GIVEN TASK: Format the data as a numbered list, from the line containing "Patent image size: (969, 1279)." through the line containing "The track or rail 11.58 is at (405, 300).", both included, leaving out blank lines.
--- Begin DATA SHOWN ---
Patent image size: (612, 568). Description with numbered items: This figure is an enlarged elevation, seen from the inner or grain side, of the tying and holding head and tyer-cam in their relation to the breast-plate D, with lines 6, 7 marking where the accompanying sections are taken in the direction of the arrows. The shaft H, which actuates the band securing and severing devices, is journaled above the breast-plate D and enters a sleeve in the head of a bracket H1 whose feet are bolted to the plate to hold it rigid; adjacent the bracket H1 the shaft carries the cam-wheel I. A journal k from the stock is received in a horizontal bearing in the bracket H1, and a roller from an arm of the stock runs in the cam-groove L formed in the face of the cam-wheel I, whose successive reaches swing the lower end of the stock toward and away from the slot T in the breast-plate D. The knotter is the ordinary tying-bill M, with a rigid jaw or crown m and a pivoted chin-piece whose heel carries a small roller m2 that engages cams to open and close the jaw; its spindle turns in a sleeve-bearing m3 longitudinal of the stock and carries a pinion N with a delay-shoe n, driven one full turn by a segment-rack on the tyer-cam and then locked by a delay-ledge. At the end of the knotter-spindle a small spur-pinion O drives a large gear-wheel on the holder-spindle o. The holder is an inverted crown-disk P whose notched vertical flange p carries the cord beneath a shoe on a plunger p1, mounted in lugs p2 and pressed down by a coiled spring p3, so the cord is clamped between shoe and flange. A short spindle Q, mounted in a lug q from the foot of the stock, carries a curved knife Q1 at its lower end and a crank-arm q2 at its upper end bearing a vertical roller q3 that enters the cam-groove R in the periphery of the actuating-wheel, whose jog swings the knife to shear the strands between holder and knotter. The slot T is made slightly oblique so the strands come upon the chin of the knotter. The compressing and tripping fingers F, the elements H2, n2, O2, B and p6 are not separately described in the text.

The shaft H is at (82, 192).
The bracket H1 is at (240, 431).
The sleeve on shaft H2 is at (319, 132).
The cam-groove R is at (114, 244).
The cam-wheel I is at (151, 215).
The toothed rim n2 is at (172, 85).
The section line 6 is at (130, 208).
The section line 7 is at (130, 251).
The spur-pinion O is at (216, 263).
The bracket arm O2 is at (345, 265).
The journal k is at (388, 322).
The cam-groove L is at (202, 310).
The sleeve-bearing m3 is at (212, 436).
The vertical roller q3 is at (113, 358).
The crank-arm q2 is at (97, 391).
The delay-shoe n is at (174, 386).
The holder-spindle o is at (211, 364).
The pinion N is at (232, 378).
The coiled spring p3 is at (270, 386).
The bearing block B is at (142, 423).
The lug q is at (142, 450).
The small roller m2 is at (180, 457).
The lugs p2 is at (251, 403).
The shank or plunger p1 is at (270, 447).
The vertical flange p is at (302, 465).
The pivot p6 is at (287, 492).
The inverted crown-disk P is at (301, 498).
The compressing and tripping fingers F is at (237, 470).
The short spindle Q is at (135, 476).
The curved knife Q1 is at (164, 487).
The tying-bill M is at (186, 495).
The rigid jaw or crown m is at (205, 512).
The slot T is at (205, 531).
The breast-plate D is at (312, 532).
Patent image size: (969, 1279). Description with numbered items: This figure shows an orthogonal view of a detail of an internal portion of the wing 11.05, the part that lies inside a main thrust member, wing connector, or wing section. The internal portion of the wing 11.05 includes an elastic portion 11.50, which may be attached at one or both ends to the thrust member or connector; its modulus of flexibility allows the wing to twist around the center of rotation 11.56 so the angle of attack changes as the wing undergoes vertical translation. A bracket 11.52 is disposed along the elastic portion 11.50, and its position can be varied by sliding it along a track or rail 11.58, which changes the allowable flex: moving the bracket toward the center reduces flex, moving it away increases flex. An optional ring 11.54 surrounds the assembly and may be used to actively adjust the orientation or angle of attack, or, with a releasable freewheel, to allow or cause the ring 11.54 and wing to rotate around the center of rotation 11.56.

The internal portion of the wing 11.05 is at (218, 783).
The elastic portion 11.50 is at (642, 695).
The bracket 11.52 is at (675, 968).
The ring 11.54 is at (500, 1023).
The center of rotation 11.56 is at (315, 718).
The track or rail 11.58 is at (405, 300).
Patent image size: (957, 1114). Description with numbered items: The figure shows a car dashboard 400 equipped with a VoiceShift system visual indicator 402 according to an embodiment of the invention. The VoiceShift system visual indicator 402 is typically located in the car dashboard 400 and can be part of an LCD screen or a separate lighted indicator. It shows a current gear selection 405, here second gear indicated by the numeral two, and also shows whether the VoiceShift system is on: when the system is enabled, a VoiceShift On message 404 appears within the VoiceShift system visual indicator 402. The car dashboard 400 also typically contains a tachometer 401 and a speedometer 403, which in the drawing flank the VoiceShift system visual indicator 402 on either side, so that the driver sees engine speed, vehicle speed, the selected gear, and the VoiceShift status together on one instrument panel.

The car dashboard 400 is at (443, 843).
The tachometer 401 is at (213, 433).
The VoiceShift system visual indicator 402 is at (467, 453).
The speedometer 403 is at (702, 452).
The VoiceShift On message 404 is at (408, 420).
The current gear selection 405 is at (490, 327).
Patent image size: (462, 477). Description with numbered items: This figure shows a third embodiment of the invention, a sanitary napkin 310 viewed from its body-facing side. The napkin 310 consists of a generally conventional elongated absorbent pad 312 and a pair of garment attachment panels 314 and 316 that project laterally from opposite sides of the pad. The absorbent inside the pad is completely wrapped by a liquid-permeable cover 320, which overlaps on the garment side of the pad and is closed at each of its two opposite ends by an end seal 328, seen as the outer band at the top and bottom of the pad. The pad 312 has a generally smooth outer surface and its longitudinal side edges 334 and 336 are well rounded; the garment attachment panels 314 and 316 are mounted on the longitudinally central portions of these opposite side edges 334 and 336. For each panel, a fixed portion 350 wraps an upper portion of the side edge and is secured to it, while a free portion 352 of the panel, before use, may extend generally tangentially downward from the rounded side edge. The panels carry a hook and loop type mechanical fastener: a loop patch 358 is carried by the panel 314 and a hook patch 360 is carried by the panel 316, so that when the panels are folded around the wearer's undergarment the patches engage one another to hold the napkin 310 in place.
--- End DATA SHOWN ---
ANSWER FOR THIS EXERCISE:
1. Patent image size: (969, 1279). Description with numbered items: This figure shows an orthogonal view of a detail of an internal portion of the wing 11.05, the part that lies inside a main thrust member, wing connector, or wing section. The internal portion of the wing 11.05 includes an elastic portion 11.50, which may be attached at one or both ends to the thrust member or connector; its modulus of flexibility allows the wing to twist around the center of rotation 11.56 so the angle of attack changes as the wing undergoes vertical translation. A bracket 11.52 is disposed along the elastic portion 11.50, and its position can be varied by sliding it along a track or rail 11.58, which changes the allowable flex: moving the bracket toward the center reduces flex, moving it away increases flex. An optional ring 11.54 surrounds the assembly and may be used to actively adjust the orientation or angle of attack, or, with a releasable freewheel, to allow or cause the ring 11.54 and wing to rotate around the center of rotation 11.56.
2. The internal portion of the wing 11.05 is at (218, 783).
3. The elastic portion 11.50 is at (642, 695).
4. The bracket 11.52 is at (675, 968).
5. The ring 11.54 is at (500, 1023).
6. The center of rotation 11.56 is at (315, 718).
7. The track or rail 11.58 is at (405, 300).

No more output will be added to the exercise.